#### [PROBLEM TO SOLVE]
Your answer should be a single number: the count of lines that include "œuvre".

#### [LISTED ENTRIES]
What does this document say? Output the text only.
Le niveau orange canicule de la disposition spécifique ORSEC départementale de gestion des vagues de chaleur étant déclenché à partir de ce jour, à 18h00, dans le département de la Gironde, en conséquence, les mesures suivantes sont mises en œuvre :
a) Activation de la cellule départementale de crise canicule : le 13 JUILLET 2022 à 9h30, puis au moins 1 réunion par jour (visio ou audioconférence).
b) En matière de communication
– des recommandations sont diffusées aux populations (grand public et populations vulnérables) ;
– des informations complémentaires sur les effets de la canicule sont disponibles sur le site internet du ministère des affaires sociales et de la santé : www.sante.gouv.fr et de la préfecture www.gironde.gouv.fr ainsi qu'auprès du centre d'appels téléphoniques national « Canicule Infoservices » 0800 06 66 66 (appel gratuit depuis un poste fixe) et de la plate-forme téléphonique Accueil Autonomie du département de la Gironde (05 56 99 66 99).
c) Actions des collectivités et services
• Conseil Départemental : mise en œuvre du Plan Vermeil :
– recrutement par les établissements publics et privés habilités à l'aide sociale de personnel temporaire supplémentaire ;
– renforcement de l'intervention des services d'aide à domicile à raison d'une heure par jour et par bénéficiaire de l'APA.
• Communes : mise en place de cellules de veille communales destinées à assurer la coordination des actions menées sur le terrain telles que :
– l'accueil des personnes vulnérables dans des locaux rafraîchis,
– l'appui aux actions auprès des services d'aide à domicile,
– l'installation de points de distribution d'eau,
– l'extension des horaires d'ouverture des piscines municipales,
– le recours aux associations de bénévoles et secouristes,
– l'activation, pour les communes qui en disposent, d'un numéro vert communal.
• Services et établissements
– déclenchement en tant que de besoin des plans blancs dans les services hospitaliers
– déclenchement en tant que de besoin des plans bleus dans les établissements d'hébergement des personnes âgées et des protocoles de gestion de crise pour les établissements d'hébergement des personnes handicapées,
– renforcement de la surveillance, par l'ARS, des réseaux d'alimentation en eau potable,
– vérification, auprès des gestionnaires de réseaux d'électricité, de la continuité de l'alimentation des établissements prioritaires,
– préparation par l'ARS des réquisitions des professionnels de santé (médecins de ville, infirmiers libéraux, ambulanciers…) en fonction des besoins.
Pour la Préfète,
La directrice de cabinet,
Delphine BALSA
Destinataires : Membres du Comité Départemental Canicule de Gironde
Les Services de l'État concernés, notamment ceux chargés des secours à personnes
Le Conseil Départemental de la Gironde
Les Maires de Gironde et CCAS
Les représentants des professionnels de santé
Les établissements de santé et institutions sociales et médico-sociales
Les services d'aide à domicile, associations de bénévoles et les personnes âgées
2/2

#### [RESPONSE BELOW]
2